## Goal of the exercise
Narrow the data below down to the lines containing "tilstede".

[Items from a figure collection]
..............................

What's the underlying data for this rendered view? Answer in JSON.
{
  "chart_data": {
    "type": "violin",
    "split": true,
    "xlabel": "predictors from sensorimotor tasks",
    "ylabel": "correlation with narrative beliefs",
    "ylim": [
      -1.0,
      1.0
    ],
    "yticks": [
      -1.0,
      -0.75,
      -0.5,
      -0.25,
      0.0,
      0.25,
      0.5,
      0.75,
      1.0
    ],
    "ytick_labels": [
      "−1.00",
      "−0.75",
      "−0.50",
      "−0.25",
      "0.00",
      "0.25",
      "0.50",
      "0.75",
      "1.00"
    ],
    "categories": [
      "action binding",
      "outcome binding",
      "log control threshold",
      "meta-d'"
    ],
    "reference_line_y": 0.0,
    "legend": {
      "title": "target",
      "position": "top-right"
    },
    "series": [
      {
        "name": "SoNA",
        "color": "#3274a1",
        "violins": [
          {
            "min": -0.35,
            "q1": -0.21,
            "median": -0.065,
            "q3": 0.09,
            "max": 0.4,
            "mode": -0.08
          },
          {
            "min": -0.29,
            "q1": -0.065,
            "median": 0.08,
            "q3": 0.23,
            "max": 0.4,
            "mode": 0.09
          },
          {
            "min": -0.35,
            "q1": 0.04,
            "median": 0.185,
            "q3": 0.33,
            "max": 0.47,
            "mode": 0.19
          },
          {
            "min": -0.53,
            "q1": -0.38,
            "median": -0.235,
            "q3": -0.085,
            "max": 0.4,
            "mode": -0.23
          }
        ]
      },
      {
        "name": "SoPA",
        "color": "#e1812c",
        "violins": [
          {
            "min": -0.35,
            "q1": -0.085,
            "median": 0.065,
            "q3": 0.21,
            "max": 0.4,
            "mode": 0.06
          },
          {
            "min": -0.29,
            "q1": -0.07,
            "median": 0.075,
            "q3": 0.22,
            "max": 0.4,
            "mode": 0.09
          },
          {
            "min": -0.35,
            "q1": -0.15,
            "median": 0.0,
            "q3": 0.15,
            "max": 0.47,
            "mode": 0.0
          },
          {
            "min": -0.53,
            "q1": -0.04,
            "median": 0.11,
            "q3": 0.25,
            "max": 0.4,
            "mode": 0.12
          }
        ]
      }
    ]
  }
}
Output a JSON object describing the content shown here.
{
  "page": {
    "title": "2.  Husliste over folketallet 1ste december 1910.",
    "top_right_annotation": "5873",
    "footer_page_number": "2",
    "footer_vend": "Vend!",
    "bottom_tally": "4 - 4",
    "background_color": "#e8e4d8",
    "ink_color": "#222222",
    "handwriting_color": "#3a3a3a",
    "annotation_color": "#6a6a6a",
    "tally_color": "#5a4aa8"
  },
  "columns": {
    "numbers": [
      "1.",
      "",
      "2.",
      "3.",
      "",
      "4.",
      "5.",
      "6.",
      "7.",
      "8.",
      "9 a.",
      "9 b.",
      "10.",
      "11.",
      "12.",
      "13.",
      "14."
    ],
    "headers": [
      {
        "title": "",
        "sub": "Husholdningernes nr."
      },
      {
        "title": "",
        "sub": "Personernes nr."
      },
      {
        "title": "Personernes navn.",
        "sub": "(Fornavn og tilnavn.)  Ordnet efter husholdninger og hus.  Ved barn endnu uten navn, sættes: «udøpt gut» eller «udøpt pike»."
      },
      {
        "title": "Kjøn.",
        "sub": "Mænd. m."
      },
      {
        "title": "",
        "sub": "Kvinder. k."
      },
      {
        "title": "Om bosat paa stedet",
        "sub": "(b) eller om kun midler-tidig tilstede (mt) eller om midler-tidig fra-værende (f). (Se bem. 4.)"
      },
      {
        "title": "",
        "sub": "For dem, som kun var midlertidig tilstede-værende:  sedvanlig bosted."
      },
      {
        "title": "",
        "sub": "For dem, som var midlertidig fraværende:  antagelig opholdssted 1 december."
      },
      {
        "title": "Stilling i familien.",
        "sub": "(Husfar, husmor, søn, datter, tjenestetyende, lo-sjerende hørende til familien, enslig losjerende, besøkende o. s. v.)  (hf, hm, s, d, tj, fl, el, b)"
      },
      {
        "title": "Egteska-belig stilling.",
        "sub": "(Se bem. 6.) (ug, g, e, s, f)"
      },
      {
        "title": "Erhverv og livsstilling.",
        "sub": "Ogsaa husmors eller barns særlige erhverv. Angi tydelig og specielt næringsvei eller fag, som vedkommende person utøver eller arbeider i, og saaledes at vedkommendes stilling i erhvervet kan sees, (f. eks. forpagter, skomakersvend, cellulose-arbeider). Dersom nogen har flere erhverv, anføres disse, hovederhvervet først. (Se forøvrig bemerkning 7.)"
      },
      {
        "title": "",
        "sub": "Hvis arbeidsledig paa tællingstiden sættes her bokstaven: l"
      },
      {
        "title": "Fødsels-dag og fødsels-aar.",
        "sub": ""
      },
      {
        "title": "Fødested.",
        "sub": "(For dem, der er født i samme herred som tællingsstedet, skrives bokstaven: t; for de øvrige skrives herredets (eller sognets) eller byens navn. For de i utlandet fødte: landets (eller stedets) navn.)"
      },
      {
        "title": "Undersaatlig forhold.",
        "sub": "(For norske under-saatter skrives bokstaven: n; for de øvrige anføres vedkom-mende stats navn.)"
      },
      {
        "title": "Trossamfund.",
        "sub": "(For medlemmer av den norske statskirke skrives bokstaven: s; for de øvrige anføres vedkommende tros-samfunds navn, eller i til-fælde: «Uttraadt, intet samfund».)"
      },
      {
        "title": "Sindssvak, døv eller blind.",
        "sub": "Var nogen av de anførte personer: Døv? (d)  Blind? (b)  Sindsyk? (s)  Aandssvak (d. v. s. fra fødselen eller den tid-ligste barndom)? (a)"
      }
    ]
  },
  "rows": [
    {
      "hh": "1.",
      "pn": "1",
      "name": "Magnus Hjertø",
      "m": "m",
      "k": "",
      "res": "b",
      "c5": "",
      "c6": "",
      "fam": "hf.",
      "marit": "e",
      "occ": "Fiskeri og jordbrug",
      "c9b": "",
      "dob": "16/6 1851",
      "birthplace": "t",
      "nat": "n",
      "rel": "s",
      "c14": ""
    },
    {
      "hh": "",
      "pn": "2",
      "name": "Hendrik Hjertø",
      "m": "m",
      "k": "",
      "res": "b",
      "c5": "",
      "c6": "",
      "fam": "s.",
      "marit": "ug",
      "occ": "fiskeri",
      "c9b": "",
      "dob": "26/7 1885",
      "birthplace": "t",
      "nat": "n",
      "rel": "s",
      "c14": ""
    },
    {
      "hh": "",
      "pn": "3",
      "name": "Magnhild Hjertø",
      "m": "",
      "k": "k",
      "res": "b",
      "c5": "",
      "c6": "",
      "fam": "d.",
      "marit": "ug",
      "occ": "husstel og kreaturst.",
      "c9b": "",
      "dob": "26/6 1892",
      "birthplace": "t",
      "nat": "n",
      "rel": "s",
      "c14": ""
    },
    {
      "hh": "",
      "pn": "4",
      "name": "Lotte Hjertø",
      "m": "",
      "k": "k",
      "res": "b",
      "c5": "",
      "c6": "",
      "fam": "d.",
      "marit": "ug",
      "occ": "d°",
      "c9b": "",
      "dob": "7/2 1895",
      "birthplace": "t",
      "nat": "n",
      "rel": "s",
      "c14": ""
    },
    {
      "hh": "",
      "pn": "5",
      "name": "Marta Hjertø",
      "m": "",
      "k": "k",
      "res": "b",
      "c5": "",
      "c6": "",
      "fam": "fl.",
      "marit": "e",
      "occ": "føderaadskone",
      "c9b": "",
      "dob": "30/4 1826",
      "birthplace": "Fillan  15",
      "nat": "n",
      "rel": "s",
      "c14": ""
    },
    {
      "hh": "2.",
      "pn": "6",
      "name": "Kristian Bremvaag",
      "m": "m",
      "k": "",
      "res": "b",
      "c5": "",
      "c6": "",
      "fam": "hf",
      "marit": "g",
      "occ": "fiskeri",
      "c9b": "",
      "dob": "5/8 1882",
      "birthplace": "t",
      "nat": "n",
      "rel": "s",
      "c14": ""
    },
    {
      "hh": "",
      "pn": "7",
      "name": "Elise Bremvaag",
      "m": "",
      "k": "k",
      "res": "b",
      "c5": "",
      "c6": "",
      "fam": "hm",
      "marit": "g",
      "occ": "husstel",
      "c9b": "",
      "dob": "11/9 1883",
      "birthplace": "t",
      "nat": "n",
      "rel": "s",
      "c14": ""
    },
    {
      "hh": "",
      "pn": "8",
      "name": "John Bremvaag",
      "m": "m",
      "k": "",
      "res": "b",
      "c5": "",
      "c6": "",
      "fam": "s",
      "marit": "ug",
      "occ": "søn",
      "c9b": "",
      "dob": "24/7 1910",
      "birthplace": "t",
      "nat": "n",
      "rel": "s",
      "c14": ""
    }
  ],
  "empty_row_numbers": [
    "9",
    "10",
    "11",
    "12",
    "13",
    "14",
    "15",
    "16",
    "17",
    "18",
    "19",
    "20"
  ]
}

..............................

## Solution to the problem
        "sub": "(b) eller om kun midler-tidig tilstede (mt) eller om midler-tidig fra-værende (f). (Se bem. 4.)"
        "sub": "For dem, som kun var midlertidig tilstede-værende:  sedvanlig bosted."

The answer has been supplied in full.